** BEGIN DATA FOR PROCESSING **

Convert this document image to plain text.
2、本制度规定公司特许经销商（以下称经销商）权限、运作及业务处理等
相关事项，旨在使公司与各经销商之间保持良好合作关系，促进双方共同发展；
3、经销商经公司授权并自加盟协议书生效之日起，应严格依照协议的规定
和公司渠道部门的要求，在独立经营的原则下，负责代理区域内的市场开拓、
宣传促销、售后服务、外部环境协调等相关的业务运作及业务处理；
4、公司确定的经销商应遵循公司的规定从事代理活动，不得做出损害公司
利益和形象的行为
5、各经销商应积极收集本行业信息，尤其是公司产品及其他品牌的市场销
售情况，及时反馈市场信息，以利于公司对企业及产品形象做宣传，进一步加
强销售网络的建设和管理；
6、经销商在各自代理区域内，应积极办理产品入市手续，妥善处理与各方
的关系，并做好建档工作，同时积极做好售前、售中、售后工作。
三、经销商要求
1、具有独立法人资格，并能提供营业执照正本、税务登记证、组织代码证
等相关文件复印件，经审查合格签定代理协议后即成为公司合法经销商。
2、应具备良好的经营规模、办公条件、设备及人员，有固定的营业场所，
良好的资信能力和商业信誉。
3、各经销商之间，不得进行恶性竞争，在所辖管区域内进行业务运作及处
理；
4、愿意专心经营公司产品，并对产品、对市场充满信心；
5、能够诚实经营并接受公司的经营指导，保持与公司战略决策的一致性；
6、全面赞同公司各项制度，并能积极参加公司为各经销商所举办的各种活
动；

** END DATA FOR PROCESSING **

EXERCISE OBJECTIVE: Each record above should be returned exactly as it appears.

RESULT OF THE TASK:
Convert this document image to plain text.
2、本制度规定公司特许经销商（以下称经销商）权限、运作及业务处理等
相关事项，旨在使公司与各经销商之间保持良好合作关系，促进双方共同发展；
3、经销商经公司授权并自加盟协议书生效之日起，应严格依照协议的规定
和公司渠道部门的要求，在独立经营的原则下，负责代理区域内的市场开拓、
宣传促销、售后服务、外部环境协调等相关的业务运作及业务处理；
4、公司确定的经销商应遵循公司的规定从事代理活动，不得做出损害公司
利益和形象的行为
5、各经销商应积极收集本行业信息，尤其是公司产品及其他品牌的市场销
售情况，及时反馈市场信息，以利于公司对企业及产品形象做宣传，进一步加
强销售网络的建设和管理；
6、经销商在各自代理区域内，应积极办理产品入市手续，妥善处理与各方
的关系，并做好建档工作，同时积极做好售前、售中、售后工作。
三、经销商要求
1、具有独立法人资格，并能提供营业执照正本、税务登记证、组织代码证
等相关文件复印件，经审查合格签定代理协议后即成为公司合法经销商。
2、应具备良好的经营规模、办公条件、设备及人员，有固定的营业场所，
良好的资信能力和商业信誉。
3、各经销商之间，不得进行恶性竞争，在所辖管区域内进行业务运作及处
理；
4、愿意专心经营公司产品，并对产品、对市场充满信心；
5、能够诚实经营并接受公司的经营指导，保持与公司战略决策的一致性；
6、全面赞同公司各项制度，并能积极参加公司为各经销商所举办的各种活
动；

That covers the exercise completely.